▶ [REQUIREMENTS] Each line should be copied exactly.

Extracted data entries
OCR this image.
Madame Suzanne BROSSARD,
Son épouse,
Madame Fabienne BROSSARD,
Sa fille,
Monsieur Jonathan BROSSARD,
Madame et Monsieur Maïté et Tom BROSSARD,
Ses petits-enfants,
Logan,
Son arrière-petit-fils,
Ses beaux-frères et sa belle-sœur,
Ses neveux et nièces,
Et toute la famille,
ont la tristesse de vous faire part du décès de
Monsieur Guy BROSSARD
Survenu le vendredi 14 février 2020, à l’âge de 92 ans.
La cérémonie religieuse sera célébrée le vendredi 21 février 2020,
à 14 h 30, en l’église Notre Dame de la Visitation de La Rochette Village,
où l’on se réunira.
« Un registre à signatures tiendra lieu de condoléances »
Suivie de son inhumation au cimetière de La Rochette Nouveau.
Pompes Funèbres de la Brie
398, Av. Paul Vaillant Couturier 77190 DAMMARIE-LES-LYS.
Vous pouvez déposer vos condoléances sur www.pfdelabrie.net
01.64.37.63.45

▶ [CORRECT RESPONSE]
OCR this image.
Madame Suzanne BROSSARD,
Son épouse,
Madame Fabienne BROSSARD,
Sa fille,
Monsieur Jonathan BROSSARD,
Madame et Monsieur Maïté et Tom BROSSARD,
Ses petits-enfants,
Logan,
Son arrière-petit-fils,
Ses beaux-frères et sa belle-sœur,
Ses neveux et nièces,
Et toute la famille,
ont la tristesse de vous faire part du décès de
Monsieur Guy BROSSARD
Survenu le vendredi 14 février 2020, à l’âge de 92 ans.
La cérémonie religieuse sera célébrée le vendredi 21 février 2020,
à 14 h 30, en l’église Notre Dame de la Visitation de La Rochette Village,
où l’on se réunira.
« Un registre à signatures tiendra lieu de condoléances »
Suivie de son inhumation au cimetière de La Rochette Nouveau.
Pompes Funèbres de la Brie
398, Av. Paul Vaillant Couturier 77190 DAMMARIE-LES-LYS.
Vous pouvez déposer vos condoléances sur www.pfdelabrie.net
01.64.37.63.45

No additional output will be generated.